Instruction
Spot every line with the word "playlist" and return it.

Provided data
---+---

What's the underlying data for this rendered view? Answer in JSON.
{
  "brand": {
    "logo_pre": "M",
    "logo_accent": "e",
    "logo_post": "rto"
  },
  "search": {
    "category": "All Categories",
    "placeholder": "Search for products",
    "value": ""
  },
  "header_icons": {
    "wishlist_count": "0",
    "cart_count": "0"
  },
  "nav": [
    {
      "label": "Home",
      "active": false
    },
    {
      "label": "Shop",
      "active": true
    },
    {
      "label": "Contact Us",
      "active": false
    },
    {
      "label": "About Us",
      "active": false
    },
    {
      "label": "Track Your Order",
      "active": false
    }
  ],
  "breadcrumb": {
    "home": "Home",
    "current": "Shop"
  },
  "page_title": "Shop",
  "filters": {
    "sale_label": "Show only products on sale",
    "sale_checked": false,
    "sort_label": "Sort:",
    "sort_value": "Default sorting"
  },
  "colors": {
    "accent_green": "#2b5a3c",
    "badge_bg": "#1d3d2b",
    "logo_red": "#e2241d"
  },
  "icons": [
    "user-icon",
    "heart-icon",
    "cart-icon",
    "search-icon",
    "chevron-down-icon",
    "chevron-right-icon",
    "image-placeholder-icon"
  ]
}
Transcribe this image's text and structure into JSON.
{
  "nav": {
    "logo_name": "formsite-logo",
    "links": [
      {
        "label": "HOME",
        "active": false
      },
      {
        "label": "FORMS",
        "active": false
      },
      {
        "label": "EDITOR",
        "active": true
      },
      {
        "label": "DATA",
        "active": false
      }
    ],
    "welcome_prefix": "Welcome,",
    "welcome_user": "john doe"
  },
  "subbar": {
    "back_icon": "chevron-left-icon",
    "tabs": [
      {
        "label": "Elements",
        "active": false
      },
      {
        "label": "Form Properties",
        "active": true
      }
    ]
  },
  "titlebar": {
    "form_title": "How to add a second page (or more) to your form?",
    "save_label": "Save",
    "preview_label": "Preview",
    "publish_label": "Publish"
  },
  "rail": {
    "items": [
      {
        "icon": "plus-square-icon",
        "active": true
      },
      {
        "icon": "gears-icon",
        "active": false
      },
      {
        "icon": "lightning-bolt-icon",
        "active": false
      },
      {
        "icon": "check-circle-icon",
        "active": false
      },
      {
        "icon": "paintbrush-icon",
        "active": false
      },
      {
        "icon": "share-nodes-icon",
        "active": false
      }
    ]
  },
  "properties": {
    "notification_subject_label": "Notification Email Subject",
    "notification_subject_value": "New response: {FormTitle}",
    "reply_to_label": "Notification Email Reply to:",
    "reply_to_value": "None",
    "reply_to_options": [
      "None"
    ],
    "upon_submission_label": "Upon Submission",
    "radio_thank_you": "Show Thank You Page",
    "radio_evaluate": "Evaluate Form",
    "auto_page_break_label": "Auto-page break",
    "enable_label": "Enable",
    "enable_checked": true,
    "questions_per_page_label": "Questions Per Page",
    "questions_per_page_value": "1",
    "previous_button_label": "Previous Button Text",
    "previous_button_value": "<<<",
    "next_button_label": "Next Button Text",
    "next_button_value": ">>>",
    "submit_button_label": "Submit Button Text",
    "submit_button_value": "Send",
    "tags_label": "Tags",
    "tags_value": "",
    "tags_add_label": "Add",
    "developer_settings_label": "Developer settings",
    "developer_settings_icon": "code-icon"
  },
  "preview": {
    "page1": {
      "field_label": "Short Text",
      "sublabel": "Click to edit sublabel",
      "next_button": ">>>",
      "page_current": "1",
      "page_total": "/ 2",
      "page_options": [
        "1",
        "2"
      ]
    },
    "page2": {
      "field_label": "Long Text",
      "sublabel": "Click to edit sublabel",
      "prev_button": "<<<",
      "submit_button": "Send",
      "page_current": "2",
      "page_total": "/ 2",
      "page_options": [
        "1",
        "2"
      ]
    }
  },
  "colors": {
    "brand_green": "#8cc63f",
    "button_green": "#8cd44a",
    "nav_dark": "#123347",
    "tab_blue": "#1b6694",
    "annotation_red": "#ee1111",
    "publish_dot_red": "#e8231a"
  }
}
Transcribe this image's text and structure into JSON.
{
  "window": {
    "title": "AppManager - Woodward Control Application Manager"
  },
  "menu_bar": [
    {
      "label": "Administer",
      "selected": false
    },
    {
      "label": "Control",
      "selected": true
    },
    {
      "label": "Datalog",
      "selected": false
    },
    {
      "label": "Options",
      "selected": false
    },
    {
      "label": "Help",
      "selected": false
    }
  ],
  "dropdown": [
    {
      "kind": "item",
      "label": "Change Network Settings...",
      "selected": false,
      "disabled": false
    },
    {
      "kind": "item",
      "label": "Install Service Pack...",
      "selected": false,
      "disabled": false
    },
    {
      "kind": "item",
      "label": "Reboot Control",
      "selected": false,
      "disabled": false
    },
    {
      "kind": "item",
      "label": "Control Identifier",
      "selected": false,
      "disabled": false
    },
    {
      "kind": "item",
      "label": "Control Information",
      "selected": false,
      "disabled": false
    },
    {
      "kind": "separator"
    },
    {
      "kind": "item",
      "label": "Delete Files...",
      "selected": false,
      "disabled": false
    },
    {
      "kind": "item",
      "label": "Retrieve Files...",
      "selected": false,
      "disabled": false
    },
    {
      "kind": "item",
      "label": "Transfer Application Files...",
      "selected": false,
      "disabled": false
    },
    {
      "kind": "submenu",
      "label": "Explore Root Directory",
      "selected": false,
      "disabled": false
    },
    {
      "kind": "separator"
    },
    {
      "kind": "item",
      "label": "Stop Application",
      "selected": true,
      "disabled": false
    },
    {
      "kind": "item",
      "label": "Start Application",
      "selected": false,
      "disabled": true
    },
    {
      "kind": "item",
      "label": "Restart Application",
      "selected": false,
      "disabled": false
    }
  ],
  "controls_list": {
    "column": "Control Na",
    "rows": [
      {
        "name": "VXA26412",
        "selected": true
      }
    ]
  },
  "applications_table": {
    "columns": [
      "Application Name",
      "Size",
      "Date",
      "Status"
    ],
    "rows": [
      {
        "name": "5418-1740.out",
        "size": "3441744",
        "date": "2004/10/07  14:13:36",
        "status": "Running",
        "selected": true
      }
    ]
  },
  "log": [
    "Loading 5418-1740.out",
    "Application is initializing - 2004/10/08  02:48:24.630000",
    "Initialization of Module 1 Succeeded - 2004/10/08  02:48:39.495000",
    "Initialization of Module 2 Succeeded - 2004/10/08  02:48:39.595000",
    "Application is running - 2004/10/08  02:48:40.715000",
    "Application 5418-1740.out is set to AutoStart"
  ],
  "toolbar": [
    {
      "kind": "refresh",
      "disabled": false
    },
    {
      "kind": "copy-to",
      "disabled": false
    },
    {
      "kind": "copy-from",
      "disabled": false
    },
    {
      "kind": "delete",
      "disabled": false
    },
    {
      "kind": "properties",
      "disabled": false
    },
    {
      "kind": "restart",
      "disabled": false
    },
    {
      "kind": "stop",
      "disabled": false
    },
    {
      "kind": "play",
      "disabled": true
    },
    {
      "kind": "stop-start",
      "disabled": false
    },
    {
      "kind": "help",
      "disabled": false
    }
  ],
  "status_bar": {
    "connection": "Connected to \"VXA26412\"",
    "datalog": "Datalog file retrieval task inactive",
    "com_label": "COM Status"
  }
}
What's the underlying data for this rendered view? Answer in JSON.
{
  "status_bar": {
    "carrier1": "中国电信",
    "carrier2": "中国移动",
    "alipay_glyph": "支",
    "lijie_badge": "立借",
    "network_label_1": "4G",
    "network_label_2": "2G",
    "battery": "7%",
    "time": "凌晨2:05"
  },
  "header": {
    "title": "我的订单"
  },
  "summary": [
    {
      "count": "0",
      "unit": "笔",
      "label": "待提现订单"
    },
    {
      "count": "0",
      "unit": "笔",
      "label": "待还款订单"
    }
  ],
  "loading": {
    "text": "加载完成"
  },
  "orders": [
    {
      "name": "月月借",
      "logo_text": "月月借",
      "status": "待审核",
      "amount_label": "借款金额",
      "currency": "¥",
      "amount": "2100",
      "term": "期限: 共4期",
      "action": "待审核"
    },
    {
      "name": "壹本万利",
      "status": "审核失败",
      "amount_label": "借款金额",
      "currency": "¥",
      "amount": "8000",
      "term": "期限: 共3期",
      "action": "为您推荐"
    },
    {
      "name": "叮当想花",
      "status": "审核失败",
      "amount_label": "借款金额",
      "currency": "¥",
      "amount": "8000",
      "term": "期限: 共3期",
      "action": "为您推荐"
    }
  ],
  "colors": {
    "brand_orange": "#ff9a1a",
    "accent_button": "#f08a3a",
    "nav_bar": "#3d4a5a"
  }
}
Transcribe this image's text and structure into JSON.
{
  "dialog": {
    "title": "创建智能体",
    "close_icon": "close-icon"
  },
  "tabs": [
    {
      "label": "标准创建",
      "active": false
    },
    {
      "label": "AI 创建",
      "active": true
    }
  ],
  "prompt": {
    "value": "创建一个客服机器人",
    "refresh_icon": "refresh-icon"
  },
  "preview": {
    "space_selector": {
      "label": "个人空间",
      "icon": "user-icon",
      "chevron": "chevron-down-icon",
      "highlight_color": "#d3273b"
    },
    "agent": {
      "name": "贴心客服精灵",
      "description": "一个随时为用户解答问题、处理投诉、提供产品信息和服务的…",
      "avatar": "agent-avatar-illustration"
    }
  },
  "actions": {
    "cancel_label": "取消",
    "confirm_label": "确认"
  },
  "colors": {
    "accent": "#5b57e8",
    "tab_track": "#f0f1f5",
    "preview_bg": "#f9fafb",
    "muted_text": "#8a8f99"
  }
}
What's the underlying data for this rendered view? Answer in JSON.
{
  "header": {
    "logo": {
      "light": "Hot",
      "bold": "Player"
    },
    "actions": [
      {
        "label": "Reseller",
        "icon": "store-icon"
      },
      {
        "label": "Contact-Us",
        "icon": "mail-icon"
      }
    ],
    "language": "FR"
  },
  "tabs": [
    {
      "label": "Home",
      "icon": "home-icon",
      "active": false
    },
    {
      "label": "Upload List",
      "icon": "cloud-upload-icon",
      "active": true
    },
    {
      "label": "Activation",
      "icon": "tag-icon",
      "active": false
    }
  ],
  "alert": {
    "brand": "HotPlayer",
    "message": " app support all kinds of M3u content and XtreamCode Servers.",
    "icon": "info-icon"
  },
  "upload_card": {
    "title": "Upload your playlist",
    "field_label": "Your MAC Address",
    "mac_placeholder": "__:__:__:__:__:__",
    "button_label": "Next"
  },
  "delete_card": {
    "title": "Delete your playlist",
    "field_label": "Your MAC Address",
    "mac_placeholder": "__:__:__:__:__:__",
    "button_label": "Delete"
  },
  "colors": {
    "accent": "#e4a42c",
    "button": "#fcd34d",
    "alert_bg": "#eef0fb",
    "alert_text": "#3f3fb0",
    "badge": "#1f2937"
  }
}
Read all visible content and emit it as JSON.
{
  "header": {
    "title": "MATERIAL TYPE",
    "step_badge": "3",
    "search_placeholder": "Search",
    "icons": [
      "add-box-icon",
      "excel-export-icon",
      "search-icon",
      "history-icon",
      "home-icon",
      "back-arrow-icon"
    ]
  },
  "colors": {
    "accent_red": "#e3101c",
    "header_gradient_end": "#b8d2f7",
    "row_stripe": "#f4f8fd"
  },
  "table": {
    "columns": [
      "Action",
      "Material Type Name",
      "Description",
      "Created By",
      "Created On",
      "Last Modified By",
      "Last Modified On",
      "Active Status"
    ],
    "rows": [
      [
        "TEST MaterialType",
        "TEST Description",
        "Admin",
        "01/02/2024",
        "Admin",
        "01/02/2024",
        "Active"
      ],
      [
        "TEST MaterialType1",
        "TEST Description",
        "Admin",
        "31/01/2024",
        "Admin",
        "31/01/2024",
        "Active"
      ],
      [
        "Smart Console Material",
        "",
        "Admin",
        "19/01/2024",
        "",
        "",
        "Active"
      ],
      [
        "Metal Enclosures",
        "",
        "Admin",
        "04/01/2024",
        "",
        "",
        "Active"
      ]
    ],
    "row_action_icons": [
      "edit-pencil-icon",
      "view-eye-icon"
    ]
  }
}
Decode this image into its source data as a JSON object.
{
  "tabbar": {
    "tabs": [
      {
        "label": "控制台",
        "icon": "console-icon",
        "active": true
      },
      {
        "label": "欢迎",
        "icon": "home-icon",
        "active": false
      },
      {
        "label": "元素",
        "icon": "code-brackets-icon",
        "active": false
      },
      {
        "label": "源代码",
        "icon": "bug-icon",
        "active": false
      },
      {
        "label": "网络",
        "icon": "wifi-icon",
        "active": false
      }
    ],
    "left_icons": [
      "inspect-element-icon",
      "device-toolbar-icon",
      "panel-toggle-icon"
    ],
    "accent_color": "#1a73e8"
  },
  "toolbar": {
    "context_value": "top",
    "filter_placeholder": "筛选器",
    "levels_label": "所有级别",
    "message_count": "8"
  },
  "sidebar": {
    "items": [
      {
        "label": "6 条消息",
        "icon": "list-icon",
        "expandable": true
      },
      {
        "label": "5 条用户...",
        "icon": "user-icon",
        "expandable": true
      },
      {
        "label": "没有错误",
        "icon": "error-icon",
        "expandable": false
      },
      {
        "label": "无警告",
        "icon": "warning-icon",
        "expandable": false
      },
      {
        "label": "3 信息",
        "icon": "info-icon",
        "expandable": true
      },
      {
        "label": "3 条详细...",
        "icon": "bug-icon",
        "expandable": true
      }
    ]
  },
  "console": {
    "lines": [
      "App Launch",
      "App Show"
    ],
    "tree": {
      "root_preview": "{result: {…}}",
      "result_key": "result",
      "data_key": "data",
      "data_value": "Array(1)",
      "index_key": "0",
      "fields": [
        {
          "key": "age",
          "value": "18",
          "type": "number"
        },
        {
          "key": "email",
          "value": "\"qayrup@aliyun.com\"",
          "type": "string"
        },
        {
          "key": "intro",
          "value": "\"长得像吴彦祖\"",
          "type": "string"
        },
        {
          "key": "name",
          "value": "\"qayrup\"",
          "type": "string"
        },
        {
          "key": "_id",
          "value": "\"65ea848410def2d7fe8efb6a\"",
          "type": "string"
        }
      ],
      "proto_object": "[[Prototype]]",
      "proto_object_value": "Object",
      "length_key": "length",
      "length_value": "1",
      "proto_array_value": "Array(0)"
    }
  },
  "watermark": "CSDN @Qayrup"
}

---+---

Response below
    "title": "Upload your playlist",
    "title": "Delete your playlist",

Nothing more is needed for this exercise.